◆ What the task asks
Please return every line of the records below that holds the word "filsystemet".

-- Supplied information follows --

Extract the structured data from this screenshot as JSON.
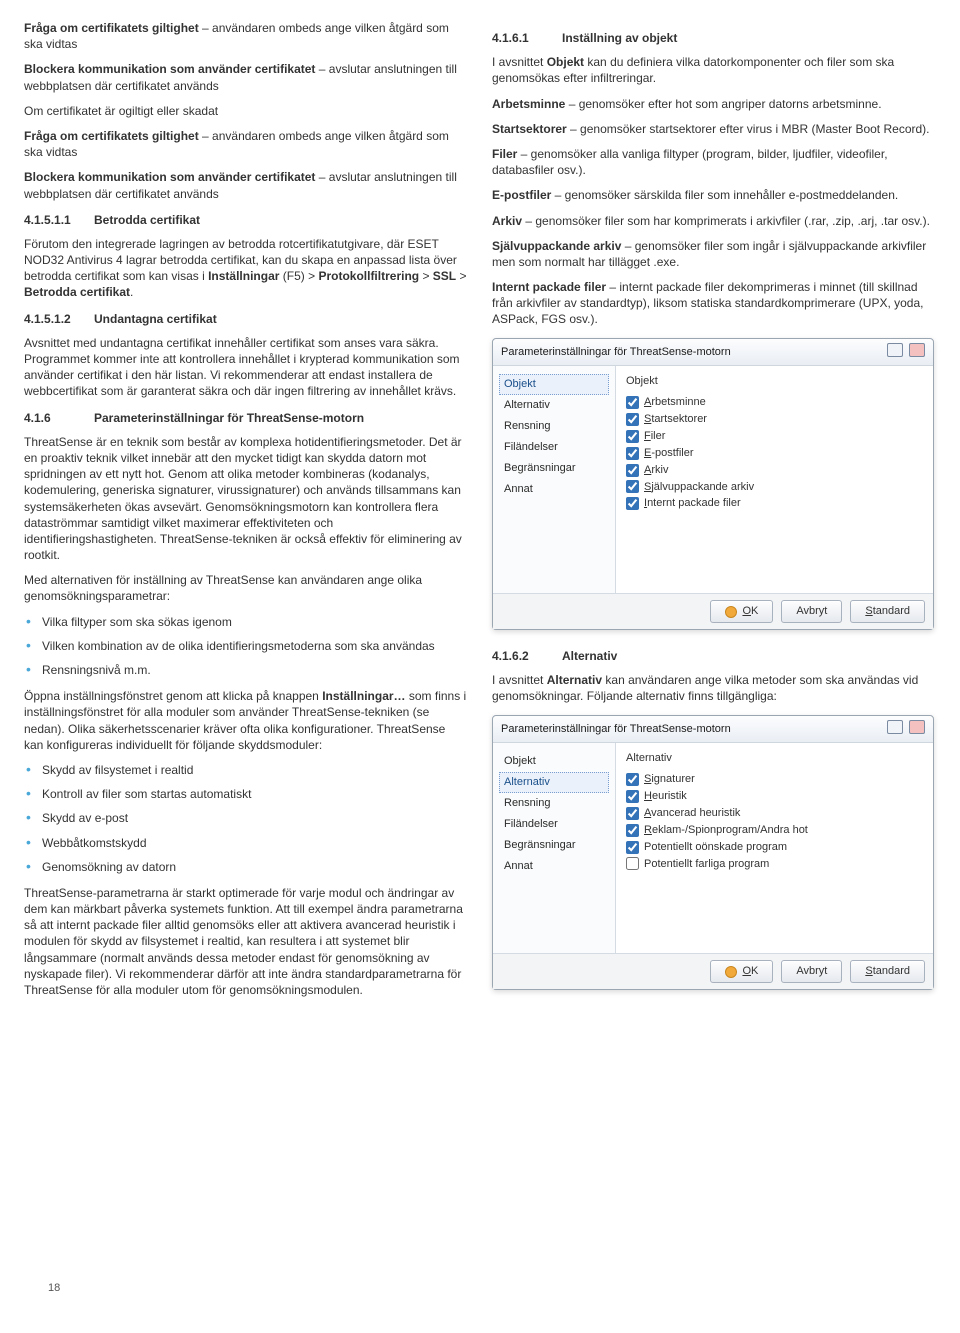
{
  "page_number": "18",
  "left": {
    "p1a": "Fråga om certifikatets giltighet",
    "p1b": " – användaren ombeds ange vilken åtgärd som ska vidtas",
    "p2a": "Blockera kommunikation som använder certifikatet",
    "p2b": " – avslutar anslutningen till webbplatsen där certifikatet används",
    "p3": "Om certifikatet är ogiltigt eller skadat",
    "p4a": "Fråga om certifikatets giltighet",
    "p4b": " – användaren ombeds ange vilken åtgärd som ska vidtas",
    "p5a": "Blockera kommunikation som använder certifikatet",
    "p5b": " – avslutar anslutningen till webbplatsen där certifikatet används",
    "h1": {
      "num": "4.1.5.1.1",
      "title": "Betrodda certifikat"
    },
    "p6a": "Förutom den integrerade lagringen av betrodda rotcertifikatutgivare, där ESET NOD32 Antivirus 4 lagrar betrodda certifikat, kan du skapa en anpassad lista över betrodda certifikat som kan visas i ",
    "p6b": "Inställningar",
    "p6c": " (F5) > ",
    "p6d": "Protokollfiltrering",
    "p6e": " > ",
    "p6f": "SSL",
    "p6g": " > ",
    "p6h": "Betrodda certifikat",
    "p6i": ".",
    "h2": {
      "num": "4.1.5.1.2",
      "title": "Undantagna certifikat"
    },
    "p7": "Avsnittet med undantagna certifikat innehåller certifikat som anses vara säkra. Programmet kommer inte att kontrollera innehållet i krypterad kommunikation som använder certifikat i den här listan. Vi rekommenderar att endast installera de webbcertifikat som är garanterat säkra och där ingen filtrering av innehållet krävs.",
    "h3": {
      "num": "4.1.6",
      "title": "Parameterinställningar för ThreatSense-motorn"
    },
    "p8": "ThreatSense är en teknik som består av komplexa hotidentifieringsmetoder. Det är en proaktiv teknik vilket innebär att den mycket tidigt kan skydda datorn mot spridningen av ett nytt hot. Genom att olika metoder kombineras (kodanalys, kodemulering, generiska signaturer, virussignaturer) och används tillsammans kan systemsäkerheten ökas avsevärt. Genomsökningsmotorn kan kontrollera flera dataströmmar samtidigt vilket maximerar effektiviteten och identifieringshastigheten. ThreatSense-tekniken är också effektiv för eliminering av rootkit.",
    "p9": "Med alternativen för inställning av ThreatSense kan användaren ange olika genomsökningsparametrar:",
    "bul1": [
      "Vilka filtyper som ska sökas igenom",
      "Vilken kombination av de olika identifieringsmetoderna som ska användas",
      "Rensningsnivå m.m."
    ],
    "p10a": "Öppna inställningsfönstret genom att klicka på knappen ",
    "p10b": "Inställningar…",
    "p10c": " som finns i inställningsfönstret för alla moduler som använder ThreatSense-tekniken (se nedan). Olika säkerhetsscenarier kräver ofta olika konfigurationer. ThreatSense kan konfigureras individuellt för följande skyddsmoduler:",
    "bul2": [
      "Skydd av filsystemet i realtid",
      "Kontroll av filer som startas automatiskt",
      "Skydd av e-post",
      "Webbåtkomstskydd",
      "Genomsökning av datorn"
    ],
    "p11": "ThreatSense-parametrarna är starkt optimerade för varje modul och ändringar av dem kan märkbart påverka systemets funktion. Att till exempel ändra parametrarna så att internt packade filer alltid genomsöks eller att aktivera avancerad heuristik i modulen för skydd av filsystemet i realtid, kan resultera i att systemet blir långsammare (normalt används dessa metoder endast för genomsökning av nyskapade filer). Vi rekommenderar därför att inte ändra standardparametrarna för ThreatSense för alla moduler utom för genomsökningsmodulen."
  },
  "right": {
    "h1": {
      "num": "4.1.6.1",
      "title": "Inställning av objekt"
    },
    "p1a": "I avsnittet ",
    "p1b": "Objekt",
    "p1c": " kan du definiera vilka datorkomponenter och filer som ska genomsökas efter infiltreringar.",
    "p2a": "Arbetsminne",
    "p2b": " – genomsöker efter hot som angriper datorns arbetsminne.",
    "p3a": "Startsektorer",
    "p3b": " – genomsöker startsektorer efter virus i MBR (Master Boot Record).",
    "p4a": "Filer",
    "p4b": " – genomsöker alla vanliga filtyper (program, bilder, ljudfiler, videofiler, databasfiler osv.).",
    "p5a": "E-postfiler",
    "p5b": " – genomsöker särskilda filer som innehåller e-postmeddelanden.",
    "p6a": "Arkiv",
    "p6b": " – genomsöker filer som har komprimerats i arkivfiler (.rar, .zip, .arj, .tar osv.).",
    "p7a": "Självuppackande arkiv",
    "p7b": " – genomsöker filer som ingår i självuppackande arkivfiler men som normalt har tillägget .exe.",
    "p8a": "Internt packade filer",
    "p8b": " – internt packade filer dekomprimeras i minnet (till skillnad från arkivfiler av standardtyp), liksom statiska standardkomprimerare (UPX, yoda, ASPack, FGS osv.).",
    "h2": {
      "num": "4.1.6.2",
      "title": "Alternativ"
    },
    "p9a": "I avsnittet ",
    "p9b": "Alternativ",
    "p9c": " kan användaren ange vilka metoder som ska användas vid genomsökningar. Följande alternativ finns tillgängliga:"
  },
  "dialog1": {
    "title": "Parameterinställningar för ThreatSense-motorn",
    "side": [
      "Objekt",
      "Alternativ",
      "Rensning",
      "Filändelser",
      "Begränsningar",
      "Annat"
    ],
    "selected": "Objekt",
    "group_title": "Objekt",
    "checks": [
      {
        "label_pre": "A",
        "label": "rbetsminne",
        "checked": true
      },
      {
        "label_pre": "S",
        "label": "tartsektorer",
        "checked": true
      },
      {
        "label_pre": "F",
        "label": "iler",
        "checked": true
      },
      {
        "label_pre": "E",
        "label": "-postfiler",
        "checked": true
      },
      {
        "label_pre": "A",
        "label": "rkiv",
        "checked": true
      },
      {
        "label_pre": "S",
        "label": "jälvuppackande arkiv",
        "checked": true
      },
      {
        "label_pre": "I",
        "label": "nternt packade filer",
        "checked": true
      }
    ],
    "buttons": {
      "ok_pre": "O",
      "ok": "K",
      "cancel": "Avbryt",
      "std_pre": "S",
      "std": "tandard"
    }
  },
  "dialog2": {
    "title": "Parameterinställningar för ThreatSense-motorn",
    "side": [
      "Objekt",
      "Alternativ",
      "Rensning",
      "Filändelser",
      "Begränsningar",
      "Annat"
    ],
    "selected": "Alternativ",
    "group_title": "Alternativ",
    "checks": [
      {
        "label_pre": "S",
        "label": "ignaturer",
        "checked": true
      },
      {
        "label_pre": "H",
        "label": "euristik",
        "checked": true
      },
      {
        "label_pre": "A",
        "label": "vancerad heuristik",
        "checked": true
      },
      {
        "label_pre": "R",
        "label": "eklam-/Spionprogram/Andra hot",
        "checked": true
      },
      {
        "label_pre": "",
        "label": "Potentiellt oönskade program",
        "checked": true
      },
      {
        "label_pre": "",
        "label": "Potentiellt farliga program",
        "checked": false
      }
    ],
    "buttons": {
      "ok_pre": "O",
      "ok": "K",
      "cancel": "Avbryt",
      "std_pre": "S",
      "std": "tandard"
    }
  }
}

-- Supplied information concluded --

◆ Task response
      "Skydd av filsystemet i realtid",
    "p11": "ThreatSense-parametrarna är starkt optimerade för varje modul och ändringar av dem kan märkbart påverka systemets funktion. Att till exempel ändra parametrarna så att internt packade filer alltid genomsöks eller att aktivera avancerad heuristik i modulen för skydd av filsystemet i realtid, kan resultera i att systemet blir långsammare (normalt används dessa metoder endast för genomsökning av nyskapade filer). Vi rekommenderar därför att inte ändra standardparametrarna för ThreatSense för alla moduler utom för genomsökningsmodulen."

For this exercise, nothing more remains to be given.